**Provided material**
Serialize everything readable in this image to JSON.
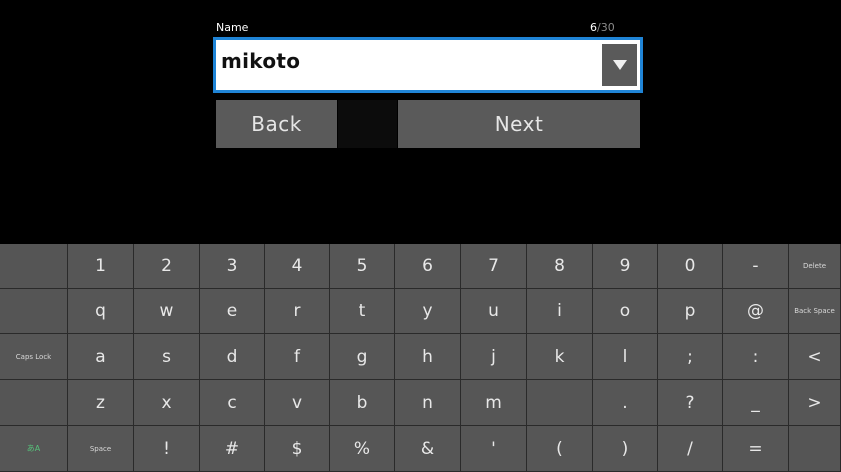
{
  "form": {
    "label": "Name",
    "char_count_current": "6",
    "char_count_max": "/30",
    "value": "mikoto",
    "dropdown_icon": "triangle-down-icon"
  },
  "buttons": {
    "back": "Back",
    "next": "Next"
  },
  "keyboard": {
    "rows": [
      [
        "",
        "1",
        "2",
        "3",
        "4",
        "5",
        "6",
        "7",
        "8",
        "9",
        "0",
        "-",
        "Delete"
      ],
      [
        "",
        "q",
        "w",
        "e",
        "r",
        "t",
        "y",
        "u",
        "i",
        "o",
        "p",
        "@",
        "Back Space"
      ],
      [
        "Caps Lock",
        "a",
        "s",
        "d",
        "f",
        "g",
        "h",
        "j",
        "k",
        "l",
        ";",
        ":",
        "<"
      ],
      [
        "",
        "z",
        "x",
        "c",
        "v",
        "b",
        "n",
        "m",
        "",
        ".",
        "?",
        "_",
        ">"
      ],
      [
        "あA",
        "Space",
        "!",
        "#",
        "$",
        "%",
        "&",
        "'",
        "(",
        ")",
        "/",
        "=",
        ""
      ]
    ]
  },
  "colors": {
    "background": "#000000",
    "key": "#565656",
    "input_border": "#1f84d6",
    "button": "#5a5a5a"
  }
}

**Set problem**
Copy the data character for character, but drop all pictures from the copy.

**Solution**
Serialize everything readable in this image to JSON.
{
  "form": {
    "label": "Name",
    "char_count_current": "6",
    "char_count_max": "/30",
    "value": "mikoto",
    "dropdown_icon": "triangle-down-icon"
  },
  "buttons": {
    "back": "Back",
    "next": "Next"
  },
  "keyboard": {
    "rows": [
      [
        "",
        "1",
        "2",
        "3",
        "4",
        "5",
        "6",
        "7",
        "8",
        "9",
        "0",
        "-",
        "Delete"
      ],
      [
        "",
        "q",
        "w",
        "e",
        "r",
        "t",
        "y",
        "u",
        "i",
        "o",
        "p",
        "@",
        "Back Space"
      ],
      [
        "Caps Lock",
        "a",
        "s",
        "d",
        "f",
        "g",
        "h",
        "j",
        "k",
        "l",
        ";",
        ":",
        "<"
      ],
      [
        "",
        "z",
        "x",
        "c",
        "v",
        "b",
        "n",
        "m",
        "",
        ".",
        "?",
        "_",
        ">"
      ],
      [
        "あA",
        "Space",
        "!",
        "#",
        "$",
        "%",
        "&",
        "'",
        "(",
        ")",
        "/",
        "=",
        ""
      ]
    ]
  },
  "colors": {
    "background": "#000000",
    "key": "#565656",
    "input_border": "#1f84d6",
    "button": "#5a5a5a"
  }
}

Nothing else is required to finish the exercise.